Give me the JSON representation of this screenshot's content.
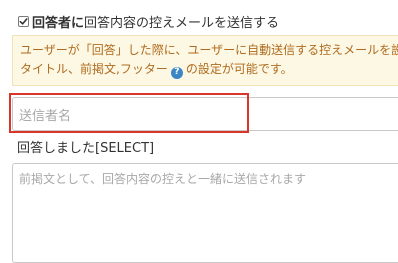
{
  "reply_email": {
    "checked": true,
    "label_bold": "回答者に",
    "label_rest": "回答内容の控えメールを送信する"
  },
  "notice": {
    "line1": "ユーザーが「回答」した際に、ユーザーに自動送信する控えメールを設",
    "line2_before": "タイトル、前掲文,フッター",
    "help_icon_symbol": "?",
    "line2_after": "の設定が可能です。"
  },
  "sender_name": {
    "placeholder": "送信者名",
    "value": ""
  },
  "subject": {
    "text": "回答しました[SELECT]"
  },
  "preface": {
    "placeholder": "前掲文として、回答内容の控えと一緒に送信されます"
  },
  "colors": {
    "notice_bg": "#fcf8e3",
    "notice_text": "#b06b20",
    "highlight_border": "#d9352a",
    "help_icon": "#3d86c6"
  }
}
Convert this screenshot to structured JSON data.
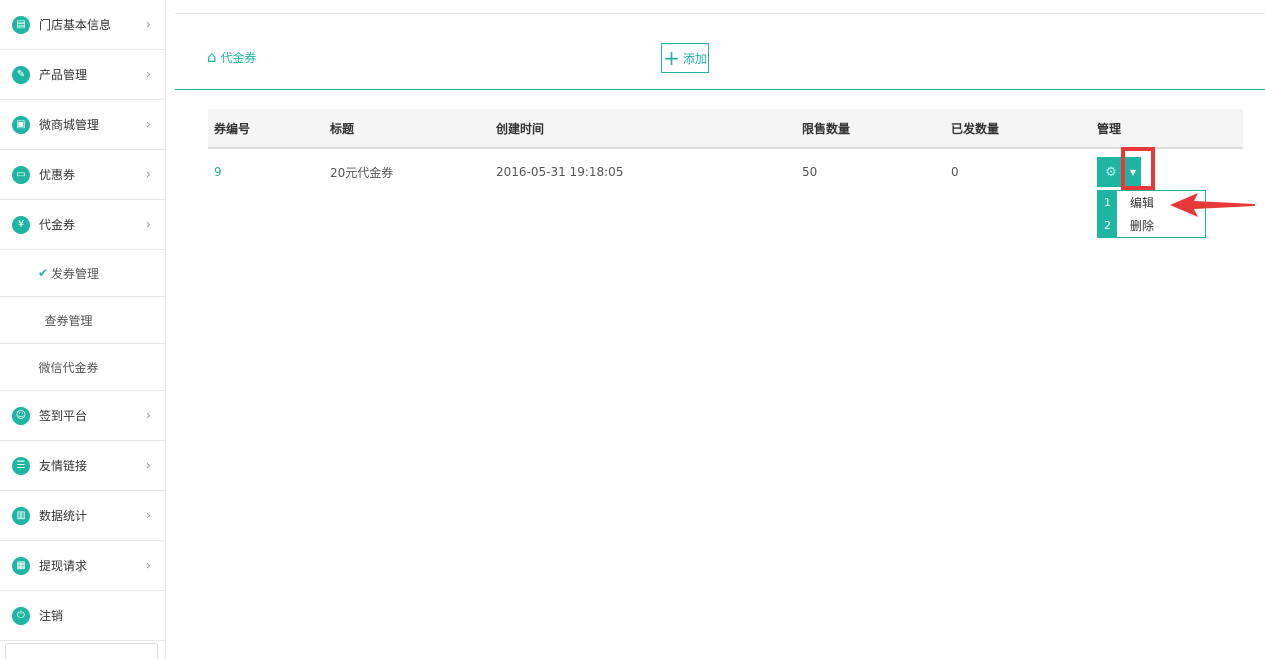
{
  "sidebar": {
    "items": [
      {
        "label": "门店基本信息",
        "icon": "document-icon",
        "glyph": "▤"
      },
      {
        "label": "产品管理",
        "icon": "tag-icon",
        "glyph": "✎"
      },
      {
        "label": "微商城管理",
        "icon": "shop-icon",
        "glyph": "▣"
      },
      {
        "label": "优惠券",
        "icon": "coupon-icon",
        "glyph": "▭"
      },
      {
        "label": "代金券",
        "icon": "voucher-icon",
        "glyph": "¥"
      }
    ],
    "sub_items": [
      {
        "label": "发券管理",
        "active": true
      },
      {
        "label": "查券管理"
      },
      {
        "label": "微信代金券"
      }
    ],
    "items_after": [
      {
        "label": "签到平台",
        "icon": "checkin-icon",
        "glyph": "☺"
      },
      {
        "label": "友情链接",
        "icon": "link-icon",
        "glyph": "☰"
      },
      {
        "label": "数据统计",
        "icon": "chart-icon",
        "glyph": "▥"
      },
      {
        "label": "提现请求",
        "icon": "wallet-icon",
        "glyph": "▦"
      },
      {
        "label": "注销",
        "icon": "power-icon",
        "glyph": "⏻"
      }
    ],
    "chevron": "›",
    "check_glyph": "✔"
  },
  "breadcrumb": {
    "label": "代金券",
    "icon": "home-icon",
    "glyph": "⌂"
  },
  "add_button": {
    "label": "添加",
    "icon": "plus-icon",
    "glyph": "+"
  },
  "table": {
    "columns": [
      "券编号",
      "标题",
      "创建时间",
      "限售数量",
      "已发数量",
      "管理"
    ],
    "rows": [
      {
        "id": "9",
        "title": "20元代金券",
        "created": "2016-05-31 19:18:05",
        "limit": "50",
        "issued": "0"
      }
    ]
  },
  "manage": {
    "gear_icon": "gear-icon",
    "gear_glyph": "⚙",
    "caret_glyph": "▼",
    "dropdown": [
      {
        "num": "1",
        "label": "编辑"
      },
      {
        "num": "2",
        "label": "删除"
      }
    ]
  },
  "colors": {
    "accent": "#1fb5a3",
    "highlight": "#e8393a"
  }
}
.....
Required work:
Quote each entry above verbatim and drop the pictures.

The result:
Give me the JSON representation of this screenshot's content.
{
  "reply_email": {
    "checked": true,
    "label_bold": "回答者に",
    "label_rest": "回答内容の控えメールを送信する"
  },
  "notice": {
    "line1": "ユーザーが「回答」した際に、ユーザーに自動送信する控えメールを設",
    "line2_before": "タイトル、前掲文,フッター",
    "help_icon_symbol": "?",
    "line2_after": "の設定が可能です。"
  },
  "sender_name": {
    "placeholder": "送信者名",
    "value": ""
  },
  "subject": {
    "text": "回答しました[SELECT]"
  },
  "preface": {
    "placeholder": "前掲文として、回答内容の控えと一緒に送信されます"
  },
  "colors": {
    "notice_bg": "#fcf8e3",
    "notice_text": "#b06b20",
    "highlight_border": "#d9352a",
    "help_icon": "#3d86c6"
  }
}
Convert this screenshot to structured JSON data.
{
  "sidebar": {
    "items": [
      {
        "label": "门店基本信息",
        "icon": "document-icon",
        "glyph": "▤"
      },
      {
        "label": "产品管理",
        "icon": "tag-icon",
        "glyph": "✎"
      },
      {
        "label": "微商城管理",
        "icon": "shop-icon",
        "glyph": "▣"
      },
      {
        "label": "优惠券",
        "icon": "coupon-icon",
        "glyph": "▭"
      },
      {
        "label": "代金券",
        "icon": "voucher-icon",
        "glyph": "¥"
      }
    ],
    "sub_items": [
      {
        "label": "发券管理",
        "active": true
      },
      {
        "label": "查券管理"
      },
      {
        "label": "微信代金券"
      }
    ],
    "items_after": [
      {
        "label": "签到平台",
        "icon": "checkin-icon",
        "glyph": "☺"
      },
      {
        "label": "友情链接",
        "icon": "link-icon",
        "glyph": "☰"
      },
      {
        "label": "数据统计",
        "icon": "chart-icon",
        "glyph": "▥"
      },
      {
        "label": "提现请求",
        "icon": "wallet-icon",
        "glyph": "▦"
      },
      {
        "label": "注销",
        "icon": "power-icon",
        "glyph": "⏻"
      }
    ],
    "chevron": "›",
    "check_glyph": "✔"
  },
  "breadcrumb": {
    "label": "代金券",
    "icon": "home-icon",
    "glyph": "⌂"
  },
  "add_button": {
    "label": "添加",
    "icon": "plus-icon",
    "glyph": "+"
  },
  "table": {
    "columns": [
      "券编号",
      "标题",
      "创建时间",
      "限售数量",
      "已发数量",
      "管理"
    ],
    "rows": [
      {
        "id": "9",
        "title": "20元代金券",
        "created": "2016-05-31 19:18:05",
        "limit": "50",
        "issued": "0"
      }
    ]
  },
  "manage": {
    "gear_icon": "gear-icon",
    "gear_glyph": "⚙",
    "caret_glyph": "▼",
    "dropdown": [
      {
        "num": "1",
        "label": "编辑"
      },
      {
        "num": "2",
        "label": "删除"
      }
    ]
  },
  "colors": {
    "accent": "#1fb5a3",
    "highlight": "#e8393a"
  }
}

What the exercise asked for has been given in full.